◆ Dokumen ◆
★ ★ ★ ★ ★ ★ ★
“ Dan orang-orang yang beriman, lelaki dan perempuan, sebahagian mereka (adalah) menjadi penolong bagi sebahagian yang lain. Mereka menyuruh (mengerjakan) yang ma`ruf, mencegah dari yang mungkar, mendirikan sembahyang, menunaikan zakat, dan mereka ta`at kepada Allah dan Rasul-Nya. Mereka itu akan diberi rahmat oleh Allah; sesungguhnya Allah Maha Perkasa lagi Maha Bijaksana.”.(QS.At-Taubah(9):71)
Bila isi Al-Qur’an kita perhatikan lebih seksama, akan kita dapati bahwa perintah untuk taat kepada Allah dan Rasul-Nya tidak hanya sekali dua kali saja. Meskipun sesungguhnya untuk menta’ati panggilan dan perintah tidak harus menunggu hingga berkali-kali.
Sepintas perintah ini tidak terlihat istimewa. Paling tidak ketika perintah taat kepada Allah disandingkan dengan perintah ketaatan kepada Rasul. Namun dalam kenyataannya terbukti saat ini banyak umat Islam yang tidak menjalankan perintah tersebut. Dalam arti, mereka merasa yakin bahwa taat hanya kepada Allah tanpa perlu mentaati hadis sudahlah lebih dari cukup!
Bila kita tengok sejarah sedikit ke belakang, hal ini sebenarnya bukan fenomena baru. Adalah kaum Khawarij. Kaum ini resmi tercatat sebagai golongan yang pertama kali menafi’kan perintah Rasulullah secara terang-terangan.
Cikal bakal mereka telah terlihat sejak jaman Rasulullah masih hidup. Diriwayatkan dari sahabat Abu Sa’id Al-Khudri. Ia menceritakan, suatu saat ketika Rasulullah sedang membagi-bagikan harta rampasan perang datang Dzul Khuwaisirah, seorang dari Bani Tamim. Ia berkata memprotes : “Wahai Rasulullah, berbuat adillah!” Rasulullah bersabda: “Celakalah engkau! Siapa lagi yang berbuat adil jika aku tidak berbuat adil? Benar-benar merugi jika aku tidak berbuat adil.”
★ ★ ★ ★ ★ ★ ★
◆ Tugas Anda ◆
(a) Sebutkan semua perbuatan orang-orang beriman yang tercantum dalam ayat QS. At-Taubah (9):71 yang dikutip di awal dokumen tentang ketaatan kepada Allah dan Rasul-Nya.
(b) Tuliskan lanjutan dokumen tentang ketaatan kepada Allah dan Rasul-Nya, dimulai setelah kalimat terakhirnya.

◆ Data ◆
★ ★ ★ ★ ★ ★ ★
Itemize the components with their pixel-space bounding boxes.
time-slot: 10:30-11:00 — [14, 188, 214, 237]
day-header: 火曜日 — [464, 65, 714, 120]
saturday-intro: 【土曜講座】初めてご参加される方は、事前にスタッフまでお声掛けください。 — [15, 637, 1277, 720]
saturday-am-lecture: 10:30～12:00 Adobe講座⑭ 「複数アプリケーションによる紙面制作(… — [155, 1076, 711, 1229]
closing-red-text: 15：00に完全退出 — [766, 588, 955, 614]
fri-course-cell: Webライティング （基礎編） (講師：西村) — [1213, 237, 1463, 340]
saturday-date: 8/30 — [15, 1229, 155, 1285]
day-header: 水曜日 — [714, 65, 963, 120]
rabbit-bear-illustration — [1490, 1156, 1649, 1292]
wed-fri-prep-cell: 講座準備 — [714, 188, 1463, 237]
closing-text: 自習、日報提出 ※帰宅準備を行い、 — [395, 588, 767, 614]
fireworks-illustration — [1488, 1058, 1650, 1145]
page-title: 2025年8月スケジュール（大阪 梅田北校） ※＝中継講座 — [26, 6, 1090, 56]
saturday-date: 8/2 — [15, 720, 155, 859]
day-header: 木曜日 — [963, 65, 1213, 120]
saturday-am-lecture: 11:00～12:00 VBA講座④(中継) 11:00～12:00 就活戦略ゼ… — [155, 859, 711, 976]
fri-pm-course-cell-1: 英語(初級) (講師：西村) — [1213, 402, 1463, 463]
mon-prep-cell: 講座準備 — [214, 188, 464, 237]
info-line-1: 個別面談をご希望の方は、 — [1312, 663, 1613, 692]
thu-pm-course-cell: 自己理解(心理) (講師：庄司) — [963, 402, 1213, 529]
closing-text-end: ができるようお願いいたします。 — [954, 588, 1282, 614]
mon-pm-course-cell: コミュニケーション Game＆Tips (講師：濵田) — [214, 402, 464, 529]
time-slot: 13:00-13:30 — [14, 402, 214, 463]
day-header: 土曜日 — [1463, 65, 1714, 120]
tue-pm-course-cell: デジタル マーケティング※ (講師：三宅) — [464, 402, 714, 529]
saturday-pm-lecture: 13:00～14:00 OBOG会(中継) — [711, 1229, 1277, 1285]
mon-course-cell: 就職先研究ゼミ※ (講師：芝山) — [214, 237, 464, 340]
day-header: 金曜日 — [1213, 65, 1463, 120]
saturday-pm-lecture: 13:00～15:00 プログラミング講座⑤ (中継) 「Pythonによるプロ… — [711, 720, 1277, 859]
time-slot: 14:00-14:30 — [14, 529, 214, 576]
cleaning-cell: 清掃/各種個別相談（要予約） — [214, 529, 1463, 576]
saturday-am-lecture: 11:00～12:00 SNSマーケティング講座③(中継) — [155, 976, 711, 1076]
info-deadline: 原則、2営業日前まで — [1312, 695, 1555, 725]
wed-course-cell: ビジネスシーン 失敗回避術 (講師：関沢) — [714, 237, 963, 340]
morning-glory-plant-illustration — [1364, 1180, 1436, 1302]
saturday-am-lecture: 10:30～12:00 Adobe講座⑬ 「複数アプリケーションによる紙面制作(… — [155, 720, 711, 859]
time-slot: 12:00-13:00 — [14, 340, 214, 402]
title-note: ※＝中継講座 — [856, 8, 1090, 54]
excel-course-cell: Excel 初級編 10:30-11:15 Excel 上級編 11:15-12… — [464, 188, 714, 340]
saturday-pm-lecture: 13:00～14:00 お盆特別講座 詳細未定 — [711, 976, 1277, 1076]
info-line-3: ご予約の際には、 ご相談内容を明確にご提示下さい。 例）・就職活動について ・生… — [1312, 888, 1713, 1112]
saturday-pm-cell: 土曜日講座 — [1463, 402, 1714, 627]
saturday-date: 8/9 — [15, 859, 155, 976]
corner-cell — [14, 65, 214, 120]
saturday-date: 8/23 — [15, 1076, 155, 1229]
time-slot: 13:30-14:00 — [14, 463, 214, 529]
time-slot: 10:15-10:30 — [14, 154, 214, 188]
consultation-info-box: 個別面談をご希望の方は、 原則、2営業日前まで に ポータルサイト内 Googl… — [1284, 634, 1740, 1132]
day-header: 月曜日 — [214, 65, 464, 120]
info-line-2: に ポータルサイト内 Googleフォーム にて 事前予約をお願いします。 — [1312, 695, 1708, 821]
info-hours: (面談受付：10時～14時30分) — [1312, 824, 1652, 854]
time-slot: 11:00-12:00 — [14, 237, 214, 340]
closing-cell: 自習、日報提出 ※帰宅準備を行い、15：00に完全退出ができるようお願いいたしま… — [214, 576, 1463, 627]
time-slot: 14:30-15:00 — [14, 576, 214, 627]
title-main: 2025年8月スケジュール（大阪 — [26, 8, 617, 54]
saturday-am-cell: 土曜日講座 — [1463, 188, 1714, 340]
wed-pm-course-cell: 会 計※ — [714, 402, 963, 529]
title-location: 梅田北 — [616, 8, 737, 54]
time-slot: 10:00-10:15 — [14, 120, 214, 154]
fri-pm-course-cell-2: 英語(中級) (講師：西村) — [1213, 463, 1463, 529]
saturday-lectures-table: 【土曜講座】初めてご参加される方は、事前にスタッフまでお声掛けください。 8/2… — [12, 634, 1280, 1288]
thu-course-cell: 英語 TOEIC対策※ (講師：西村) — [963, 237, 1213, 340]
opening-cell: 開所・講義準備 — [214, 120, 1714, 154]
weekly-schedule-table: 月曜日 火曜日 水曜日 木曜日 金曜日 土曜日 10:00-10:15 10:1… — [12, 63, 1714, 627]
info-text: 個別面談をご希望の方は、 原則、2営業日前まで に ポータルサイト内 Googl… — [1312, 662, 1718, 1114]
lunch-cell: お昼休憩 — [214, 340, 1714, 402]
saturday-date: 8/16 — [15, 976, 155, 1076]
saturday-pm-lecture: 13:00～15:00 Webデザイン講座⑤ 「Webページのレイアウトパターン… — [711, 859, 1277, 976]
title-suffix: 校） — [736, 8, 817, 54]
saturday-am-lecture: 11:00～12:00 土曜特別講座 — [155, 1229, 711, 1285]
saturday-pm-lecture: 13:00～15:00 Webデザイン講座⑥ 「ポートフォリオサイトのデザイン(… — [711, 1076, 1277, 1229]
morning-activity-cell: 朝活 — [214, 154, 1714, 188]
★ ★ ★ ★ ★ ★ ★
◆ Jawaban per Tugas ◆
(a) menyuruh (mengerjakan) yang ma`ruf; mencegah dari yang mungkar; mendirikan sembahyang; menunaikan zakat; taat kepada Allah dan Rasul-Nya

(b)
Maka tak lama kemudian turunlah ayat berikut :
” Mereka menanyakan kepadamu tentang (pembagian) harta rampasan perang. Katakanlah: “Harta rampasan perang itu kepunyaan Allah dan Rasul, sebab itu bertakwalah kepada Allah dan perbaikilah perhubungan di antara sesamamu, dan ta`atlah kepada Allah dan Rasul-Nya jika kamu adalah orang-orang yang beriman“(QS.Al-Anfaal(8):1).
Sementara itu Umar bin Al-Khathab yang memang dikenal sebagai sosok yang keras dan temperamenpun segera bereaksi : “Wahai Rasulullah, biarkan aku memenggal lehernya!” Namun dengan sabar Rasulullah menjawab: “Biarkanlah ia, sesungguhnya ia akan mempunyai pengikut yang salah seorang dari kalian merasa bahwa shalat dan puasanya tidak ada apa-apanya dibandingkan shalat dan puasa mereka, mereka selalu membaca Al Qur’an namun tidaklah melewati kerongkongan mereka, .… …”.
Hadis di atas secara tidak langsung menerangkan bahwa suatu ketika nanti orang yang memprotes kebijaksanaan Rasul tersebut akan memiliki pengikut dengan ciri-ciri rajin shalat, puasa dan bahkan membaca Al-Quranul Karim. Namun sayang mereka tidak mau mematuhi perintah dan hukum yang dikeluarkan Rasulullah kecuali bila sesuai dengan kehendak mereka.
” Dan apabila mereka dipanggil kepada Allah dan rasul-Nya, agar rasul menghukum (mengadili) di antara mereka, tiba-tiba sebagian dari mereka menolak untuk datang. Tetapi jika keputusan itu untuk (kemaslahatan) mereka, mereka datang kepada rasul dengan patuh. Apakah (ketidak datangan mereka itu karena) dalam hati mereka ada penyakit, atau (karena) mereka ragu-ragu ataukah (karena) takut kalau-kalau Allah dan rasul-Nya berlaku zalim kepada mereka? Sebenarnya, mereka itulah orang-orang yang zalim”.( QS. An-Nuur(24):48-50).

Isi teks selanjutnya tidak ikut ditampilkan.